> [Exercise details]:
Copy out each line of the data holding "Ctrl".

Raw records:

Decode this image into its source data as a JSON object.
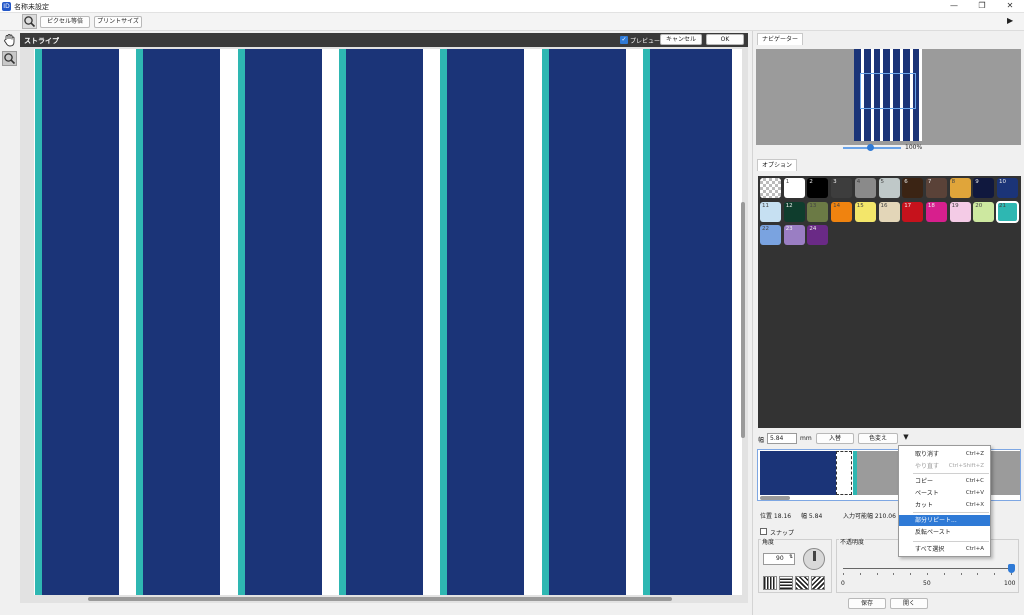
{
  "window": {
    "title": "名称未設定",
    "app_icon": "ID",
    "controls": {
      "minimize": "—",
      "maximize": "❐",
      "close": "✕"
    }
  },
  "toolbar": {
    "zoom_icon": "magnifier-icon",
    "pixel_equal": "ピクセル等倍",
    "print_size": "プリントサイズ",
    "collapse_icon": "▶"
  },
  "tools": {
    "hand": "✋",
    "zoom": "🔍"
  },
  "canvas": {
    "title": "ストライプ",
    "preview_label": "プレビュー",
    "preview_checked": true,
    "cancel_label": "キャンセル",
    "ok_label": "OK",
    "colors": {
      "teal": "#2eb7b2",
      "navy": "#1b3478",
      "white": "#ffffff"
    }
  },
  "navigator": {
    "tab": "ナビゲーター",
    "zoom": "100%"
  },
  "options": {
    "tab": "オプション",
    "swatches": [
      {
        "n": "",
        "color": "checker"
      },
      {
        "n": "1",
        "color": "#ffffff"
      },
      {
        "n": "2",
        "color": "#000000"
      },
      {
        "n": "3",
        "color": "#3d3d3d"
      },
      {
        "n": "4",
        "color": "#8a8a8a"
      },
      {
        "n": "5",
        "color": "#bfc8c8"
      },
      {
        "n": "6",
        "color": "#3b2414"
      },
      {
        "n": "7",
        "color": "#5a4238"
      },
      {
        "n": "8",
        "color": "#e0a53a"
      },
      {
        "n": "9",
        "color": "#10183e"
      },
      {
        "n": "10",
        "color": "#1b3478"
      },
      {
        "n": "11",
        "color": "#c6e0f2"
      },
      {
        "n": "12",
        "color": "#0f3d2d"
      },
      {
        "n": "13",
        "color": "#6b7a45"
      },
      {
        "n": "14",
        "color": "#f0830f"
      },
      {
        "n": "15",
        "color": "#f3e66a"
      },
      {
        "n": "16",
        "color": "#e3d6b8"
      },
      {
        "n": "17",
        "color": "#c6121c"
      },
      {
        "n": "18",
        "color": "#d71f8d"
      },
      {
        "n": "19",
        "color": "#f4cbe6"
      },
      {
        "n": "20",
        "color": "#cde8a0"
      },
      {
        "n": "21",
        "color": "#2eb7b2"
      },
      {
        "n": "22",
        "color": "#7aa3e0"
      },
      {
        "n": "23",
        "color": "#9a7ec3"
      },
      {
        "n": "24",
        "color": "#6a2a86"
      }
    ]
  },
  "stripe_controls": {
    "width_label": "幅",
    "width_value": "5.84",
    "unit": "mm",
    "swap_label": "入替",
    "recolor_label": "色変え",
    "dropdown_icon": "▼",
    "position_label": "位置 18.16",
    "width_info": "幅 5.84",
    "input_width": "入力可能幅 210.06",
    "snap_label": "スナップ",
    "snap_checked": false,
    "angle_label": "角度",
    "angle_value": "90",
    "opacity_label": "不透明度",
    "opacity_ticks": [
      "0",
      "50",
      "100"
    ],
    "opacity_value": 100,
    "save_label": "保存",
    "open_label": "開く"
  },
  "context_menu": {
    "items": [
      {
        "label": "取り消す",
        "shortcut": "Ctrl+Z",
        "state": "normal"
      },
      {
        "label": "やり直す",
        "shortcut": "Ctrl+Shift+Z",
        "state": "disabled"
      },
      {
        "label": "コピー",
        "shortcut": "Ctrl+C",
        "state": "normal"
      },
      {
        "label": "ペースト",
        "shortcut": "Ctrl+V",
        "state": "normal"
      },
      {
        "label": "カット",
        "shortcut": "Ctrl+X",
        "state": "normal"
      },
      {
        "label": "部分リピート...",
        "shortcut": "",
        "state": "highlight"
      },
      {
        "label": "反転ペースト",
        "shortcut": "",
        "state": "normal"
      },
      {
        "label": "すべて選択",
        "shortcut": "Ctrl+A",
        "state": "normal"
      }
    ]
  }
}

> [Task output]:
        "shortcut": "Ctrl+Z",
        "shortcut": "Ctrl+Shift+Z",
        "shortcut": "Ctrl+C",
        "shortcut": "Ctrl+V",
        "shortcut": "Ctrl+X",
        "shortcut": "Ctrl+A",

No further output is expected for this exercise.